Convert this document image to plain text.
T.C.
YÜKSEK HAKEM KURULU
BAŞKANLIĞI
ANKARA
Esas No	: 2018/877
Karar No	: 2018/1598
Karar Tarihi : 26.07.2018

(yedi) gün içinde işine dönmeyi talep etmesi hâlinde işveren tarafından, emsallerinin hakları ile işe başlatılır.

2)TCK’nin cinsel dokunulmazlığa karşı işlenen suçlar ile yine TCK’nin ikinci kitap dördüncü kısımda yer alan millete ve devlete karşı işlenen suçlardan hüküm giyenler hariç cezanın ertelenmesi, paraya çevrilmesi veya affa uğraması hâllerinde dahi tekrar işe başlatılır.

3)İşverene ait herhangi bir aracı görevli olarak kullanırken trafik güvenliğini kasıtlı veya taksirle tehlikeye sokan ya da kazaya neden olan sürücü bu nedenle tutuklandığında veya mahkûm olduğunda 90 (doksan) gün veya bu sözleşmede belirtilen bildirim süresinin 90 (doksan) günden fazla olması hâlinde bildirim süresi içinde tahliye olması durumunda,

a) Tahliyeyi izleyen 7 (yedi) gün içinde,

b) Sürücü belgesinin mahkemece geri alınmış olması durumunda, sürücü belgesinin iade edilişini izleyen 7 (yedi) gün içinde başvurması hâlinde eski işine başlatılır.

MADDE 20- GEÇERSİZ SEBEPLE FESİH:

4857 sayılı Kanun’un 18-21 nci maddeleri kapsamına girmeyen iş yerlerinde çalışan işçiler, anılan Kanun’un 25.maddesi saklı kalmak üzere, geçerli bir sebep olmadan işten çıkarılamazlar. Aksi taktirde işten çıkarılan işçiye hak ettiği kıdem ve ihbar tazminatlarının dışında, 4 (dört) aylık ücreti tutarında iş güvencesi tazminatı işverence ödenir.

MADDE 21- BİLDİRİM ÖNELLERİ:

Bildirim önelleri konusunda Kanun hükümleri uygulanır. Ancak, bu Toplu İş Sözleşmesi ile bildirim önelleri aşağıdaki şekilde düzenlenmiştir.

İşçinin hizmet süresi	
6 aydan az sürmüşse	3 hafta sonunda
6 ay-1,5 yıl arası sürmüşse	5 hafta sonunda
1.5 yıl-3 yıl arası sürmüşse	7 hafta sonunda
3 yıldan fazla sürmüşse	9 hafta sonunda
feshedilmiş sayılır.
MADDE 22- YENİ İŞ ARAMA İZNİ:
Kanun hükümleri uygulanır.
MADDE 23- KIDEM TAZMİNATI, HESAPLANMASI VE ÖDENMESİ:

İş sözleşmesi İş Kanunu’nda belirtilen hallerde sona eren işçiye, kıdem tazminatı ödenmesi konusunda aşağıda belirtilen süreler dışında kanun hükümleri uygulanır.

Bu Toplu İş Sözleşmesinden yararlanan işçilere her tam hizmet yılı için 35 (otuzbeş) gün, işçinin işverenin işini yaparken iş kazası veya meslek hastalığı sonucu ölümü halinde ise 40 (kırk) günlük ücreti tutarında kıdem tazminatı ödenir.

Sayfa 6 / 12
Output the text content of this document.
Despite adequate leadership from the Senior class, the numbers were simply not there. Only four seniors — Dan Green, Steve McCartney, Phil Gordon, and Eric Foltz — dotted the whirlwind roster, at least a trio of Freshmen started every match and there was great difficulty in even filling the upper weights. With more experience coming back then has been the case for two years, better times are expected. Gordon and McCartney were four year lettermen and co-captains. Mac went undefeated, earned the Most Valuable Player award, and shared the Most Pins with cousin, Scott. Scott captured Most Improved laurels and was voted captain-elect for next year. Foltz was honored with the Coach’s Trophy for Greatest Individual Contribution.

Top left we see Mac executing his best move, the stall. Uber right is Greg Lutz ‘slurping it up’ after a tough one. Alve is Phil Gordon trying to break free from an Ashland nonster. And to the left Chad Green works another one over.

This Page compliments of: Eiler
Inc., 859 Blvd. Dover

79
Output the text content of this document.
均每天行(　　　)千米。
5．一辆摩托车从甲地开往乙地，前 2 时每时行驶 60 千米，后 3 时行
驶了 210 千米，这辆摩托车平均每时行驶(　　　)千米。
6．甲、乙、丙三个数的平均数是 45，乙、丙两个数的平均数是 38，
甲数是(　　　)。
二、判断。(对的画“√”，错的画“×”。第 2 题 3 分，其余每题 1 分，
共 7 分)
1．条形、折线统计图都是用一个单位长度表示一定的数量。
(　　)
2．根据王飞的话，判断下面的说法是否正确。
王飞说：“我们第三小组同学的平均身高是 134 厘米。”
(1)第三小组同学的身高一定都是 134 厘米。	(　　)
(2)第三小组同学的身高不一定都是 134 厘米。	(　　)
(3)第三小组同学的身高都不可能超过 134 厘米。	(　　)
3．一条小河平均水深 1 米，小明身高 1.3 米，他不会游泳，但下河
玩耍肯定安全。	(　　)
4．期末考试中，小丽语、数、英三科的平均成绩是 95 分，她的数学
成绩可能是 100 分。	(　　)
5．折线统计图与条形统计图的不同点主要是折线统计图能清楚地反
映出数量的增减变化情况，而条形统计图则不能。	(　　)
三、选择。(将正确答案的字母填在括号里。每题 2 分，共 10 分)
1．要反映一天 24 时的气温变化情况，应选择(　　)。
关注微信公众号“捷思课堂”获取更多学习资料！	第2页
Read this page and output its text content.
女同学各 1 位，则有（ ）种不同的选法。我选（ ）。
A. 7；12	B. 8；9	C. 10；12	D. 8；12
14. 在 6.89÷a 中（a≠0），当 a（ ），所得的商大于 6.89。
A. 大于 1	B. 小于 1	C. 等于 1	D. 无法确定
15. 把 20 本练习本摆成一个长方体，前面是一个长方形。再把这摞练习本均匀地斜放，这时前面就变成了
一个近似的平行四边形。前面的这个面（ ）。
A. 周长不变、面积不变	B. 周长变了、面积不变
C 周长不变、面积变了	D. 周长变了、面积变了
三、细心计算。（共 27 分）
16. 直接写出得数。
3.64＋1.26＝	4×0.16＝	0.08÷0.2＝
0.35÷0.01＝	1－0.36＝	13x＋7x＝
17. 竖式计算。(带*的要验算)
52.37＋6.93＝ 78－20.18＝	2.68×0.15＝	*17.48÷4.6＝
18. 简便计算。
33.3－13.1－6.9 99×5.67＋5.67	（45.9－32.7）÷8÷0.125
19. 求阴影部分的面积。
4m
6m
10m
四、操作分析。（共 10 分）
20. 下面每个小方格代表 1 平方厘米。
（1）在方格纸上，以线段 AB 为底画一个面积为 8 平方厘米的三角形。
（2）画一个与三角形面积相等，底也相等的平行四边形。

=-=-=-=-=

OBJECTIVE. Every entry in the listing must be retyped exactly.

FULL OUTPUT.
Convert this document image to plain text.
T.C.
YÜKSEK HAKEM KURULU
BAŞKANLIĞI
ANKARA
Esas No	: 2018/877
Karar No	: 2018/1598
Karar Tarihi : 26.07.2018

(yedi) gün içinde işine dönmeyi talep etmesi hâlinde işveren tarafından, emsallerinin hakları ile işe başlatılır.

2)TCK’nin cinsel dokunulmazlığa karşı işlenen suçlar ile yine TCK’nin ikinci kitap dördüncü kısımda yer alan millete ve devlete karşı işlenen suçlardan hüküm giyenler hariç cezanın ertelenmesi, paraya çevrilmesi veya affa uğraması hâllerinde dahi tekrar işe başlatılır.

3)İşverene ait herhangi bir aracı görevli olarak kullanırken trafik güvenliğini kasıtlı veya taksirle tehlikeye sokan ya da kazaya neden olan sürücü bu nedenle tutuklandığında veya mahkûm olduğunda 90 (doksan) gün veya bu sözleşmede belirtilen bildirim süresinin 90 (doksan) günden fazla olması hâlinde bildirim süresi içinde tahliye olması durumunda,

a) Tahliyeyi izleyen 7 (yedi) gün içinde,

b) Sürücü belgesinin mahkemece geri alınmış olması durumunda, sürücü belgesinin iade edilişini izleyen 7 (yedi) gün içinde başvurması hâlinde eski işine başlatılır.

MADDE 20- GEÇERSİZ SEBEPLE FESİH:

4857 sayılı Kanun’un 18-21 nci maddeleri kapsamına girmeyen iş yerlerinde çalışan işçiler, anılan Kanun’un 25.maddesi saklı kalmak üzere, geçerli bir sebep olmadan işten çıkarılamazlar. Aksi taktirde işten çıkarılan işçiye hak ettiği kıdem ve ihbar tazminatlarının dışında, 4 (dört) aylık ücreti tutarında iş güvencesi tazminatı işverence ödenir.

MADDE 21- BİLDİRİM ÖNELLERİ:

Bildirim önelleri konusunda Kanun hükümleri uygulanır. Ancak, bu Toplu İş Sözleşmesi ile bildirim önelleri aşağıdaki şekilde düzenlenmiştir.

İşçinin hizmet süresi	
6 aydan az sürmüşse	3 hafta sonunda
6 ay-1,5 yıl arası sürmüşse	5 hafta sonunda
1.5 yıl-3 yıl arası sürmüşse	7 hafta sonunda
3 yıldan fazla sürmüşse	9 hafta sonunda
feshedilmiş sayılır.
MADDE 22- YENİ İŞ ARAMA İZNİ:
Kanun hükümleri uygulanır.
MADDE 23- KIDEM TAZMİNATI, HESAPLANMASI VE ÖDENMESİ:

İş sözleşmesi İş Kanunu’nda belirtilen hallerde sona eren işçiye, kıdem tazminatı ödenmesi konusunda aşağıda belirtilen süreler dışında kanun hükümleri uygulanır.

Bu Toplu İş Sözleşmesinden yararlanan işçilere her tam hizmet yılı için 35 (otuzbeş) gün, işçinin işverenin işini yaparken iş kazası veya meslek hastalığı sonucu ölümü halinde ise 40 (kırk) günlük ücreti tutarında kıdem tazminatı ödenir.

Sayfa 6 / 12
Output the text content of this document.
Despite adequate leadership from the Senior class, the numbers were simply not there. Only four seniors — Dan Green, Steve McCartney, Phil Gordon, and Eric Foltz — dotted the whirlwind roster, at least a trio of Freshmen started every match and there was great difficulty in even filling the upper weights. With more experience coming back then has been the case for two years, better times are expected. Gordon and McCartney were four year lettermen and co-captains. Mac went undefeated, earned the Most Valuable Player award, and shared the Most Pins with cousin, Scott. Scott captured Most Improved laurels and was voted captain-elect for next year. Foltz was honored with the Coach’s Trophy for Greatest Individual Contribution.

Top left we see Mac executing his best move, the stall. Uber right is Greg Lutz ‘slurping it up’ after a tough one. Alve is Phil Gordon trying to break free from an Ashland nonster. And to the left Chad Green works another one over.

This Page compliments of: Eiler
Inc., 859 Blvd. Dover

79
Output the text content of this document.
均每天行(　　　)千米。
5．一辆摩托车从甲地开往乙地，前 2 时每时行驶 60 千米，后 3 时行
驶了 210 千米，这辆摩托车平均每时行驶(　　　)千米。
6．甲、乙、丙三个数的平均数是 45，乙、丙两个数的平均数是 38，
甲数是(　　　)。
二、判断。(对的画“√”，错的画“×”。第 2 题 3 分，其余每题 1 分，
共 7 分)
1．条形、折线统计图都是用一个单位长度表示一定的数量。
(　　)
2．根据王飞的话，判断下面的说法是否正确。
王飞说：“我们第三小组同学的平均身高是 134 厘米。”
(1)第三小组同学的身高一定都是 134 厘米。	(　　)
(2)第三小组同学的身高不一定都是 134 厘米。	(　　)
(3)第三小组同学的身高都不可能超过 134 厘米。	(　　)
3．一条小河平均水深 1 米，小明身高 1.3 米，他不会游泳，但下河
玩耍肯定安全。	(　　)
4．期末考试中，小丽语、数、英三科的平均成绩是 95 分，她的数学
成绩可能是 100 分。	(　　)
5．折线统计图与条形统计图的不同点主要是折线统计图能清楚地反
映出数量的增减变化情况，而条形统计图则不能。	(　　)
三、选择。(将正确答案的字母填在括号里。每题 2 分，共 10 分)
1．要反映一天 24 时的气温变化情况，应选择(　　)。
关注微信公众号“捷思课堂”获取更多学习资料！	第2页
Read this page and output its text content.
女同学各 1 位，则有（ ）种不同的选法。我选（ ）。
A. 7；12	B. 8；9	C. 10；12	D. 8；12
14. 在 6.89÷a 中（a≠0），当 a（ ），所得的商大于 6.89。
A. 大于 1	B. 小于 1	C. 等于 1	D. 无法确定
15. 把 20 本练习本摆成一个长方体，前面是一个长方形。再把这摞练习本均匀地斜放，这时前面就变成了
一个近似的平行四边形。前面的这个面（ ）。
A. 周长不变、面积不变	B. 周长变了、面积不变
C 周长不变、面积变了	D. 周长变了、面积变了
三、细心计算。（共 27 分）
16. 直接写出得数。
3.64＋1.26＝	4×0.16＝	0.08÷0.2＝
0.35÷0.01＝	1－0.36＝	13x＋7x＝
17. 竖式计算。(带*的要验算)
52.37＋6.93＝ 78－20.18＝	2.68×0.15＝	*17.48÷4.6＝
18. 简便计算。
33.3－13.1－6.9 99×5.67＋5.67	（45.9－32.7）÷8÷0.125
19. 求阴影部分的面积。
4m
6m
10m
四、操作分析。（共 10 分）
20. 下面每个小方格代表 1 平方厘米。
（1）在方格纸上，以线段 AB 为底画一个面积为 8 平方厘米的三角形。
（2）画一个与三角形面积相等，底也相等的平行四边形。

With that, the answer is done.